WHAT YOU SHOULD DO
Select every line below containing the word "this".

Collection entries:
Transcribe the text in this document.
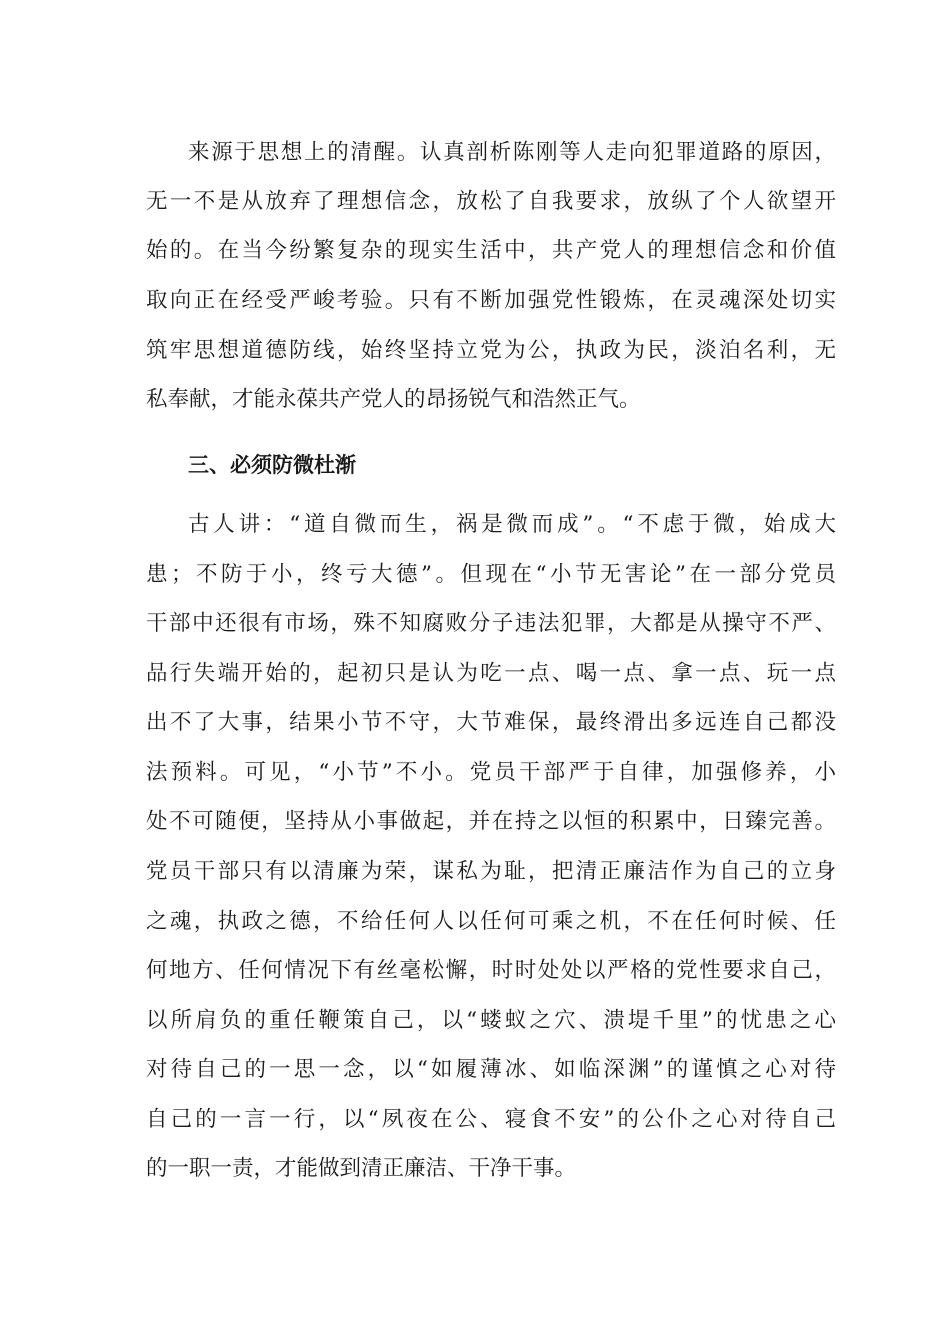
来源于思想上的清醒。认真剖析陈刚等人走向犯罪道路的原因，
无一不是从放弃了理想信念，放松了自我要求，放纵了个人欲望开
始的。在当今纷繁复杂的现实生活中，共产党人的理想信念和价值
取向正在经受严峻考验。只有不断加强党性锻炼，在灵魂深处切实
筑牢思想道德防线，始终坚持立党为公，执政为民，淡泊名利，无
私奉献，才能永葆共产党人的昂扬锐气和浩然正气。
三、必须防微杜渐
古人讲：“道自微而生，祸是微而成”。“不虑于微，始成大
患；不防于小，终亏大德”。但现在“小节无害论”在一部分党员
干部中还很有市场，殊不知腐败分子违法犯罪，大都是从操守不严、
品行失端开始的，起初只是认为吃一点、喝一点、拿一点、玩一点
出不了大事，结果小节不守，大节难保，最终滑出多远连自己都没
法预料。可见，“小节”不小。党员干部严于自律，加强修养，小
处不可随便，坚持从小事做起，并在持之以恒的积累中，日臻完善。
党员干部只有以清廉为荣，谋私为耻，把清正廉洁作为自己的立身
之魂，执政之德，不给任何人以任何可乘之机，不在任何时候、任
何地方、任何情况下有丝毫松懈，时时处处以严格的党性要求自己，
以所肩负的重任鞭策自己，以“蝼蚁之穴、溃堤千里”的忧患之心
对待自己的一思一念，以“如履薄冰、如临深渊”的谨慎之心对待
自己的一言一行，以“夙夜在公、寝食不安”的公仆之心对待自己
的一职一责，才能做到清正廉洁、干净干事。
==
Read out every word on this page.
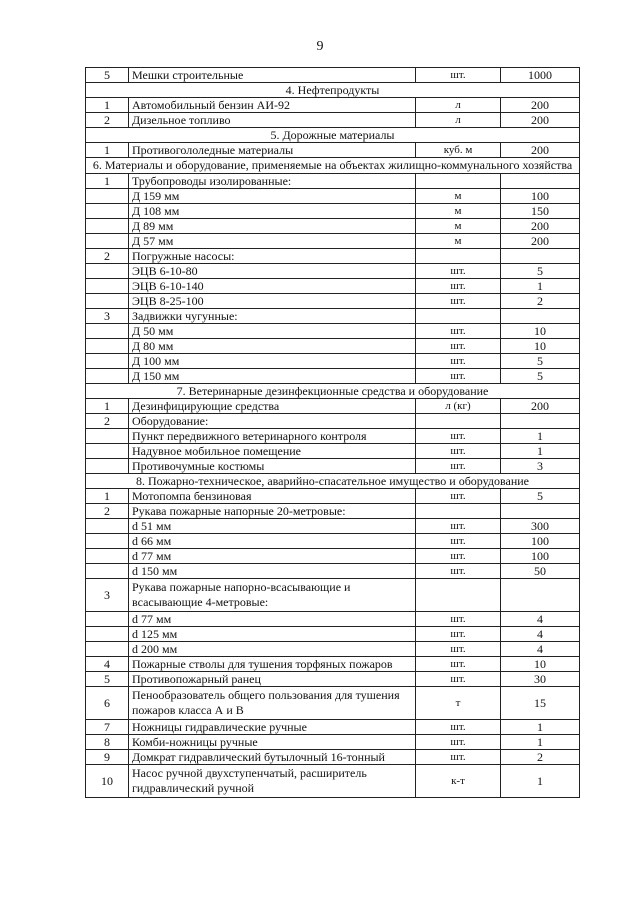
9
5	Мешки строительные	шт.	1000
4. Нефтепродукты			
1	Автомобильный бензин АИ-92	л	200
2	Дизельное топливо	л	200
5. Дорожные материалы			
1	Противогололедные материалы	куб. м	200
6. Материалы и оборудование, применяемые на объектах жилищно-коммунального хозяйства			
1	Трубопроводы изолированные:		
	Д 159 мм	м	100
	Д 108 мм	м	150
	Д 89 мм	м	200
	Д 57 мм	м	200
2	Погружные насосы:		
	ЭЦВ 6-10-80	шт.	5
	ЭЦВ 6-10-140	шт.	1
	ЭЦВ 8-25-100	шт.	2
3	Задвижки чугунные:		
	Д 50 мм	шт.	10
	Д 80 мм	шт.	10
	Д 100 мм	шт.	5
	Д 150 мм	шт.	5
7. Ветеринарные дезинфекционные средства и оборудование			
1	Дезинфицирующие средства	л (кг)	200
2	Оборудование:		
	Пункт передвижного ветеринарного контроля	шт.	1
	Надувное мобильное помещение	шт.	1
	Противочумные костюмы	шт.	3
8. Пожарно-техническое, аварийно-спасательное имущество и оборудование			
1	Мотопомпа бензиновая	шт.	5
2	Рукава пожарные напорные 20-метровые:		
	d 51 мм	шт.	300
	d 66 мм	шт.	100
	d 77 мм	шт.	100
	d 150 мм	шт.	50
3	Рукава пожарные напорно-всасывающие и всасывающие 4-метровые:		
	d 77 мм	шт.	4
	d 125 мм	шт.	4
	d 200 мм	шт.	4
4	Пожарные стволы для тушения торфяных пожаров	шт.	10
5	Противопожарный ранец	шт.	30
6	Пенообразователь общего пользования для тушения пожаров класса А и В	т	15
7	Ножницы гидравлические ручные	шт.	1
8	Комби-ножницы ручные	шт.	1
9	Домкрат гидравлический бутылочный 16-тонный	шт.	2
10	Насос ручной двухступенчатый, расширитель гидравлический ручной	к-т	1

FINISHED TASK
Transcribe the text in this document.
Read out every word on this page.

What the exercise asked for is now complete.